[Text extract]:
start
To help illustrate what is happening, it is useful to consider a simple radiative system consisting of a fixed-temperature ground surface (Ts), and a homogeneous, isothermal, single layer atmosphere (of temperature Ta) with spectrally grey absorption. I follows that the ground will it emit Planck radiation according to Bs = sigma (Ts)**4. The atmospheric layer will absorb the amount Bs*[1 – exp(–TAU)], where TAU is the optical depth of the atmospheric layer. By Kirchhoff’s radiation law, the layer emissivity is also equal to the layer absorptivity. Thus the atmospheric layer must emit radiation according to Ba*[1 – exp(–TAU)], where Ba = sigma (Ta)**4, in both the upward, as well as the downward directions. Radiative energy balance for this atmospheric layer requires that
Bs * [1 – exp(–TAU) ] = 2 * Ba * [1 – exp(–TAU) ].
Interestingly, this means that the temperature of this isothermal layer will be independent of the LW optical depth TAU, and is equal to Ta = (1/2)**0.25 Ts, or Ta = 0.84 Ts. This solution is robust for an optically very thin layer, since both the top section of the layer (Tt), and the bottom section of the layer (Tb) will see the same surface temperature. Note that both the top and bottom sections of the atmospheric layer will absorb a tiny fraction Bs*[1 – exp(–dTAU)], and they will similarly radiate the essentially equal amounts of energy 2*Ba*[1 – exp(–dTAU)]. Thus, the temperature gradient that is established within the layer will indeed be close to isothermal. Isothermal layers as such are unphysical for finite optical depths since there is no infinitely fast acting physical process to redistribute the absorbed heat uniformly within the layer. Accordingly, as the optical depth is cranked up, a temperature gradient will be established within the atmospheric layer as the layer bottom temperature Tb becomes hotter than the layer mean temperature, and the layer top temperature Tt becomes colder than the layer mean.
end
[Exercise A]: According to the excerpt, what is the temperature of the isothermal atmospheric layer as a fraction of the surface temperature?

[Source data]:
start
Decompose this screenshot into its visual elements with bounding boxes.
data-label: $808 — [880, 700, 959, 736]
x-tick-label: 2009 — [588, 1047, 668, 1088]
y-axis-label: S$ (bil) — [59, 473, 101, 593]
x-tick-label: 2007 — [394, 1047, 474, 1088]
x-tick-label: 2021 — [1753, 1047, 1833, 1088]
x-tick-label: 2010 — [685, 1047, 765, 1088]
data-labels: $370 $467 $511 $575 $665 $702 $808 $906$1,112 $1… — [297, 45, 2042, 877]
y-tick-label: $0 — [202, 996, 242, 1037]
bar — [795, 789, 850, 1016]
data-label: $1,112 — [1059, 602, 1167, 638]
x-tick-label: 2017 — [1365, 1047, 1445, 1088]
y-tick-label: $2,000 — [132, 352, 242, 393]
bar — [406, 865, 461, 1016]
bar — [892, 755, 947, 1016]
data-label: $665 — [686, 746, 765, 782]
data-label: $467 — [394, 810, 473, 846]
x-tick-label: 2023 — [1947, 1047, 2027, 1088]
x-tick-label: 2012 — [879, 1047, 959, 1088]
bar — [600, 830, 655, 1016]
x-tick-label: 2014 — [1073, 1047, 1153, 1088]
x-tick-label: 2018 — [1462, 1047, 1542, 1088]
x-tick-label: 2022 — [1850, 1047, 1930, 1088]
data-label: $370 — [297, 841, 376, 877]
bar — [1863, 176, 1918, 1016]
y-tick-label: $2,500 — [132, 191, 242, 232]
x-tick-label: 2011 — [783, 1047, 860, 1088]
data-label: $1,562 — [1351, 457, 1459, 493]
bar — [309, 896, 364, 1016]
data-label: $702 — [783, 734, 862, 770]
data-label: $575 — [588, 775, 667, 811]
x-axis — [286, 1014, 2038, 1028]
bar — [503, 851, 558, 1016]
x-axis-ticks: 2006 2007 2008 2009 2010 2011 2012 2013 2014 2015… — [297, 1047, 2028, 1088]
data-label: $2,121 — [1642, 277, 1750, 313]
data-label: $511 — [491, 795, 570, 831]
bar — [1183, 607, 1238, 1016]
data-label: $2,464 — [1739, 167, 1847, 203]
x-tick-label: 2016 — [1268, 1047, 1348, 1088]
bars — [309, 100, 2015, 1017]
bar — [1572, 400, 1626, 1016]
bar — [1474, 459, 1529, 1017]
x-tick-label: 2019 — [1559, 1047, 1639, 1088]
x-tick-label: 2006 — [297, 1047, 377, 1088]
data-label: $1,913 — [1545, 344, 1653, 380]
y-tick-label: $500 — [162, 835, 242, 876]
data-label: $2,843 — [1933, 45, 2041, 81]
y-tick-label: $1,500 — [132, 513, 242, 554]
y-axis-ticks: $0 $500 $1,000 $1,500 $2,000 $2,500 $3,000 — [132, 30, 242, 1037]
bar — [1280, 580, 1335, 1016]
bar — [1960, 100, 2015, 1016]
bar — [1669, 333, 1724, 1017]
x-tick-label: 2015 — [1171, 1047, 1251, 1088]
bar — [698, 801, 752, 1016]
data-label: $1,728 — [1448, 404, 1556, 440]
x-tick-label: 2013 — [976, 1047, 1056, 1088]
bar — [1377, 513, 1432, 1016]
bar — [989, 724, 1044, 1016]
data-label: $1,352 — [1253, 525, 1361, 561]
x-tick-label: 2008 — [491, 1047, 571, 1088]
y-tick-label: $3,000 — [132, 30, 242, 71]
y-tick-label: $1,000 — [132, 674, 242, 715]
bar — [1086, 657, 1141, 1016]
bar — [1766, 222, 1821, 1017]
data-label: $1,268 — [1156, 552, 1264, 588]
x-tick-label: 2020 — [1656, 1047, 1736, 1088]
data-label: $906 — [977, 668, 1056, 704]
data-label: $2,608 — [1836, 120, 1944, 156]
end
[Exercise B]: Write out the listing word for word, beginning at its first line and stopping after the line that contains "y-tick-label: $1,500 — [132, 513, 242, 554]".

[Written solution A]: Ta = (1/2)**0.25 Ts, or about 0.84 Ts.

[Written solution B]:
Decompose this screenshot into its visual elements with bounding boxes.
data-label: $808 — [880, 700, 959, 736]
x-tick-label: 2009 — [588, 1047, 668, 1088]
y-axis-label: S$ (bil) — [59, 473, 101, 593]
x-tick-label: 2007 — [394, 1047, 474, 1088]
x-tick-label: 2021 — [1753, 1047, 1833, 1088]
x-tick-label: 2010 — [685, 1047, 765, 1088]
data-labels: $370 $467 $511 $575 $665 $702 $808 $906$1,112 $1… — [297, 45, 2042, 877]
y-tick-label: $0 — [202, 996, 242, 1037]
bar — [795, 789, 850, 1016]
data-label: $1,112 — [1059, 602, 1167, 638]
x-tick-label: 2017 — [1365, 1047, 1445, 1088]
y-tick-label: $2,000 — [132, 352, 242, 393]
bar — [406, 865, 461, 1016]
bar — [892, 755, 947, 1016]
data-label: $665 — [686, 746, 765, 782]
data-label: $467 — [394, 810, 473, 846]
x-tick-label: 2023 — [1947, 1047, 2027, 1088]
x-tick-label: 2012 — [879, 1047, 959, 1088]
bar — [600, 830, 655, 1016]
x-tick-label: 2014 — [1073, 1047, 1153, 1088]
x-tick-label: 2018 — [1462, 1047, 1542, 1088]
x-tick-label: 2022 — [1850, 1047, 1930, 1088]
data-label: $370 — [297, 841, 376, 877]
bar — [1863, 176, 1918, 1016]
y-tick-label: $2,500 — [132, 191, 242, 232]
x-tick-label: 2011 — [783, 1047, 860, 1088]
data-label: $1,562 — [1351, 457, 1459, 493]
bar — [309, 896, 364, 1016]
data-label: $702 — [783, 734, 862, 770]
data-label: $575 — [588, 775, 667, 811]
x-axis — [286, 1014, 2038, 1028]
bar — [503, 851, 558, 1016]
x-axis-ticks: 2006 2007 2008 2009 2010 2011 2012 2013 2014 2015… — [297, 1047, 2028, 1088]
data-label: $2,121 — [1642, 277, 1750, 313]
data-label: $511 — [491, 795, 570, 831]
bar — [1183, 607, 1238, 1016]
data-label: $2,464 — [1739, 167, 1847, 203]
x-tick-label: 2016 — [1268, 1047, 1348, 1088]
bars — [309, 100, 2015, 1017]
bar — [1572, 400, 1626, 1016]
bar — [1474, 459, 1529, 1017]
x-tick-label: 2019 — [1559, 1047, 1639, 1088]
x-tick-label: 2006 — [297, 1047, 377, 1088]
data-label: $1,913 — [1545, 344, 1653, 380]
y-tick-label: $500 — [162, 835, 242, 876]
data-label: $2,843 — [1933, 45, 2041, 81]
y-tick-label: $1,500 — [132, 513, 242, 554]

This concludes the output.